**AIM:**
Out of the lines below, please list those that hold the string "Douglas".

**INFORMATION SHOWN:**
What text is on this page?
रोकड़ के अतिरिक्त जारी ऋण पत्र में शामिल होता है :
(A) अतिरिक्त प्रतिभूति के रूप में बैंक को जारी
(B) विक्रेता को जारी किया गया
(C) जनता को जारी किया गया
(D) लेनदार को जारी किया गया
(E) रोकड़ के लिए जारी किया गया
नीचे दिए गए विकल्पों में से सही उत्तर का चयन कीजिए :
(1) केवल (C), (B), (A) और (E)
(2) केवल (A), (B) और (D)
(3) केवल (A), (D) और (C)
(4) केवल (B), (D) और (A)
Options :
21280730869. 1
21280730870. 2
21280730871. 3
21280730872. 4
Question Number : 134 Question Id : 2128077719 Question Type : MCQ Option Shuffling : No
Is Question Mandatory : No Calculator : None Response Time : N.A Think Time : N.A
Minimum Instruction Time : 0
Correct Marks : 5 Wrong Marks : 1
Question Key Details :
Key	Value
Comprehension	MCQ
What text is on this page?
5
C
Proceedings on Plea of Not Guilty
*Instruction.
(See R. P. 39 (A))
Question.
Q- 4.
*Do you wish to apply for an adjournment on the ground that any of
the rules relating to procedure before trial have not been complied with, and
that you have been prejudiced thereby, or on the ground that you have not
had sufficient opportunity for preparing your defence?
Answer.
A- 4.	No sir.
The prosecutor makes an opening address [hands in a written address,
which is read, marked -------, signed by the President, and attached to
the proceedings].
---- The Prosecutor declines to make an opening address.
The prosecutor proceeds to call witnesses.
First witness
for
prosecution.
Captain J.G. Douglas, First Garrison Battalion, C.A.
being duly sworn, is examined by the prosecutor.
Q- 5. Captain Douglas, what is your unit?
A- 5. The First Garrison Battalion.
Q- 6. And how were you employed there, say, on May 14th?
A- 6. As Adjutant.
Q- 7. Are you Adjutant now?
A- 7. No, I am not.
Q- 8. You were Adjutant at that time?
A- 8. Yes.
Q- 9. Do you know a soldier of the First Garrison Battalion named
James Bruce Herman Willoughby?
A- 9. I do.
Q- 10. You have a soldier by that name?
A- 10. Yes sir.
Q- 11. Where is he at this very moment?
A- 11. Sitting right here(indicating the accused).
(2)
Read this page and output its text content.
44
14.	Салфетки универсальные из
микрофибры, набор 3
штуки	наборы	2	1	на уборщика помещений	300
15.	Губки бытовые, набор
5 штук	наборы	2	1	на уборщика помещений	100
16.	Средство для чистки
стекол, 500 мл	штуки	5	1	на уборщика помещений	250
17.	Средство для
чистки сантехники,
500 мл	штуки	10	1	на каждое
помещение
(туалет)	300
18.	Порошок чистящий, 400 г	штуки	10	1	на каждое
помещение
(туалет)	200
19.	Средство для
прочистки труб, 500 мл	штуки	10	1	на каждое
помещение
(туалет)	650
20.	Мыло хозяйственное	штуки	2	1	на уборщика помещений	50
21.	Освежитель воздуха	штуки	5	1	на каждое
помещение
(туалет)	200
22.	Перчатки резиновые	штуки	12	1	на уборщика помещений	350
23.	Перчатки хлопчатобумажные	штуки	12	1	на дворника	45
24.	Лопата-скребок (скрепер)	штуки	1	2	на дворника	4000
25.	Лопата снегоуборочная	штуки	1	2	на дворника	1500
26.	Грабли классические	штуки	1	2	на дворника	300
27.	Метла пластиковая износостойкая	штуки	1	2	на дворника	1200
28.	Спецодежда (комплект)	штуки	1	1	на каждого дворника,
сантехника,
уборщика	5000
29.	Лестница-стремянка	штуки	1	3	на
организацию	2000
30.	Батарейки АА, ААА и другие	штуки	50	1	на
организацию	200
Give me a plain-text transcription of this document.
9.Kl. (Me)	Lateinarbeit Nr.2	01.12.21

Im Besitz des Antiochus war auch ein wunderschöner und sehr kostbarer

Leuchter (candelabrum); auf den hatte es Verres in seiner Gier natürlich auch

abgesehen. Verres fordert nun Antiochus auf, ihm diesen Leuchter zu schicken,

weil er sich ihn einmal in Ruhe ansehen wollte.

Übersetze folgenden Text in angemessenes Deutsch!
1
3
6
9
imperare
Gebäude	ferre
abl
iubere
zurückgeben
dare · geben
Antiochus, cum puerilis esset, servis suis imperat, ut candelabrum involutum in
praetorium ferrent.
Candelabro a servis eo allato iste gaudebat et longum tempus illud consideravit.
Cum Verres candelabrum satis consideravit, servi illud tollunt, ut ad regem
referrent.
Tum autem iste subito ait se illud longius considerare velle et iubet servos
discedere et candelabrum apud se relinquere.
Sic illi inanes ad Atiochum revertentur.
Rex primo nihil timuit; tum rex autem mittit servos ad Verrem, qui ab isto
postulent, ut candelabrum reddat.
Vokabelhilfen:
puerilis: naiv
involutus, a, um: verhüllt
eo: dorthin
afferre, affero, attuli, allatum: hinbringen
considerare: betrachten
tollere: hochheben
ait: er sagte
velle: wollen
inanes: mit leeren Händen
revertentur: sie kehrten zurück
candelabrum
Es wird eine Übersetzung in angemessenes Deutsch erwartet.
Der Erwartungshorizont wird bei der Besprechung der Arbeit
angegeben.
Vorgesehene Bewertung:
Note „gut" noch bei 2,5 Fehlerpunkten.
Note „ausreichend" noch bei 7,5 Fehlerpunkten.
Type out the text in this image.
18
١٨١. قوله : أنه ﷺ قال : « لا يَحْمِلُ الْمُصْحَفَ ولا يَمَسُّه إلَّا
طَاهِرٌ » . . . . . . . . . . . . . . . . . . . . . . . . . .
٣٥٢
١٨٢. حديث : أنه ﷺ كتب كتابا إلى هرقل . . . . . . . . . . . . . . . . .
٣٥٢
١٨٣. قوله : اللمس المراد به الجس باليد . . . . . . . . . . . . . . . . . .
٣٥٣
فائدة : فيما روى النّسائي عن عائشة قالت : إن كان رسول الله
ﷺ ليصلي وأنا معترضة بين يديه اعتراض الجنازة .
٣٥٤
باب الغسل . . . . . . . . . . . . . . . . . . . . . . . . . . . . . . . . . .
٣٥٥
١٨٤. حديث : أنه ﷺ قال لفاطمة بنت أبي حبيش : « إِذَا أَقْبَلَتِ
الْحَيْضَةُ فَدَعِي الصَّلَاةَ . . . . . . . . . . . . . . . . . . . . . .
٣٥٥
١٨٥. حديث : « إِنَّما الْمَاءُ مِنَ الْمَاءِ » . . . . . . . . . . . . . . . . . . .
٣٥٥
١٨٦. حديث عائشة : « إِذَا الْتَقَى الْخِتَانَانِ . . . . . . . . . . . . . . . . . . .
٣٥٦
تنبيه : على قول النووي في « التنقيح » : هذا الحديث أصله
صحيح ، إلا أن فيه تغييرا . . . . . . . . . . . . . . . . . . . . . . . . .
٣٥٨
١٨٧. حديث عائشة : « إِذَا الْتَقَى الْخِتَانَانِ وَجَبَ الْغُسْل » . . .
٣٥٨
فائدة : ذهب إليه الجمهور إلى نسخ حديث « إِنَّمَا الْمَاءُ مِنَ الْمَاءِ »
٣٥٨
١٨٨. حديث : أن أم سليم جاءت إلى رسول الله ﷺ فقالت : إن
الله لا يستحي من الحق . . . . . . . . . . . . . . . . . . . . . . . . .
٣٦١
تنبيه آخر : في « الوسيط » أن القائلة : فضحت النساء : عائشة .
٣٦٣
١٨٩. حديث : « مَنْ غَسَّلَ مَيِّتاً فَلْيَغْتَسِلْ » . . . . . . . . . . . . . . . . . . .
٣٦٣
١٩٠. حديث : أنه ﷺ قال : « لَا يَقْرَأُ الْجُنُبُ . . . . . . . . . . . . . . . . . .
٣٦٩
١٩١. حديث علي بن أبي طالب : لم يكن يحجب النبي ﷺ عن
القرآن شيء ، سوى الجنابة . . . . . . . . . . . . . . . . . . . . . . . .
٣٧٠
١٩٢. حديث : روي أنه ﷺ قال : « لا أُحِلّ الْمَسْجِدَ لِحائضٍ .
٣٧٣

**SOLUTION TO THIS TASK:**
Captain J.G. Douglas, First Garrison Battalion, C.A.
Q- 5. Captain Douglas, what is your unit?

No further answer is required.